_STATED PROBLEM_.
Find and copy lines holding "filium".

════════════════

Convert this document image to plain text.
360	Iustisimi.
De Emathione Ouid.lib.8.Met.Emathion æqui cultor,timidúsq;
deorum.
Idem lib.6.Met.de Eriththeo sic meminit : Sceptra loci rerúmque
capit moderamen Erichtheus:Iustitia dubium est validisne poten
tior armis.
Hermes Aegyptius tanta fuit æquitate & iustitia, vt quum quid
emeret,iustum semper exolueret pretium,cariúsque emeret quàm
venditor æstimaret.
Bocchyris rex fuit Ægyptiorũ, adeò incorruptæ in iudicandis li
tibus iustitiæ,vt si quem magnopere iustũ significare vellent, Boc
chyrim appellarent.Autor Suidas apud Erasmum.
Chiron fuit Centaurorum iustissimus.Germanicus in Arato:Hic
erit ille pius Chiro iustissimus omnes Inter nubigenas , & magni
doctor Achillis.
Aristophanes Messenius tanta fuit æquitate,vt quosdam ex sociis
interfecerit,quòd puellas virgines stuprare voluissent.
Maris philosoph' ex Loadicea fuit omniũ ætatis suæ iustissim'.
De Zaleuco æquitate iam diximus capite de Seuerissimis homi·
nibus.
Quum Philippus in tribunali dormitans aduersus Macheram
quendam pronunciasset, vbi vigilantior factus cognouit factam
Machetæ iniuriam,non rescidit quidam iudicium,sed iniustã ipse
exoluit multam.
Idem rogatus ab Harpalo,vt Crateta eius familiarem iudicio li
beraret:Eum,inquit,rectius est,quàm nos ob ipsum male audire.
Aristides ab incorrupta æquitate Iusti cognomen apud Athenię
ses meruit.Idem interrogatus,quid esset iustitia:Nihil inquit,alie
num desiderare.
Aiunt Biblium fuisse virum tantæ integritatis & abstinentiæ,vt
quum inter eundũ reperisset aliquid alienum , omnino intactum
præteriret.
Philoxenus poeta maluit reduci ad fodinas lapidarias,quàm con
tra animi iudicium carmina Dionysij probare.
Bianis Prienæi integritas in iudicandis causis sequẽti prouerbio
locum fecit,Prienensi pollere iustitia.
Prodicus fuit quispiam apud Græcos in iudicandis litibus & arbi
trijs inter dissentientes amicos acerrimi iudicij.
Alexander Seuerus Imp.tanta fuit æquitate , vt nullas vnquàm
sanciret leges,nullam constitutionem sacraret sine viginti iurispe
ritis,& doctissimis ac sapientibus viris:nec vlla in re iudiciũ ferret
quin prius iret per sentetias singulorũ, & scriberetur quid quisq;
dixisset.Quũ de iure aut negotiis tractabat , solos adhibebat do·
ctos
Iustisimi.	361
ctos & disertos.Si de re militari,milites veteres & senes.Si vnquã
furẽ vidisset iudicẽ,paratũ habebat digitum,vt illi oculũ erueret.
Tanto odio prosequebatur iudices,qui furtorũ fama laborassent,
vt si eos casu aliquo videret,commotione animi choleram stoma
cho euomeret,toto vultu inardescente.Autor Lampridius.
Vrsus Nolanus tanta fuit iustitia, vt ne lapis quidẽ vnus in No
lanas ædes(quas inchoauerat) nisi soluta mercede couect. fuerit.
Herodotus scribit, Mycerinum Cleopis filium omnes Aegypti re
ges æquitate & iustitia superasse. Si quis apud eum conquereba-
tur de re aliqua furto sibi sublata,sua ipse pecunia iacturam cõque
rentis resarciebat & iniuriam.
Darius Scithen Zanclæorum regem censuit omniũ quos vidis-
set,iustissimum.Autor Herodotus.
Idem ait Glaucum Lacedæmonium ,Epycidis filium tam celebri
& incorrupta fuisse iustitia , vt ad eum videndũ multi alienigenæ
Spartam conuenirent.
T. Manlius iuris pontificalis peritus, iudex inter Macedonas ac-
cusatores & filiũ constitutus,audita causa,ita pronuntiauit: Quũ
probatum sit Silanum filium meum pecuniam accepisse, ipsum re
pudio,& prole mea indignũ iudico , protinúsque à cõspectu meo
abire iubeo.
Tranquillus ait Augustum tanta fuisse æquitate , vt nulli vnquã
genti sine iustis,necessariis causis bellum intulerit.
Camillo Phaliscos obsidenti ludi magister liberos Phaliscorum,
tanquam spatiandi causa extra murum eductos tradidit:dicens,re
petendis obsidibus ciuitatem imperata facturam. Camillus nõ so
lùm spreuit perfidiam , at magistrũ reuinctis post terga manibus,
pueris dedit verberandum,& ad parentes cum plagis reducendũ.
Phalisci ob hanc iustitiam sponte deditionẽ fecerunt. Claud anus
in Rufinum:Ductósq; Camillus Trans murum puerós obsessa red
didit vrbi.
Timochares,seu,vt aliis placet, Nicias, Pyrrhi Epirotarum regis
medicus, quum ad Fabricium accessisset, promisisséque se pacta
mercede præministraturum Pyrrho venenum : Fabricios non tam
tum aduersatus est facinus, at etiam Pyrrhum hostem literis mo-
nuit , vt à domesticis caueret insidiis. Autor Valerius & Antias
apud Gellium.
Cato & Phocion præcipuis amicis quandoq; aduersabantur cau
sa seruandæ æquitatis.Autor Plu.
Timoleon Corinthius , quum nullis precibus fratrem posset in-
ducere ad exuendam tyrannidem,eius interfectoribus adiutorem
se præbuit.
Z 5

════════════════

_ANSWER BELOW_.
Herodotus scribit, Mycerinum Cleopis filium omnes Aegypti re
Idem ait Glaucum Lacedæmonium ,Epycidis filium tam celebri
probatum sit Silanum filium meum pecuniam accepisse, ipsum re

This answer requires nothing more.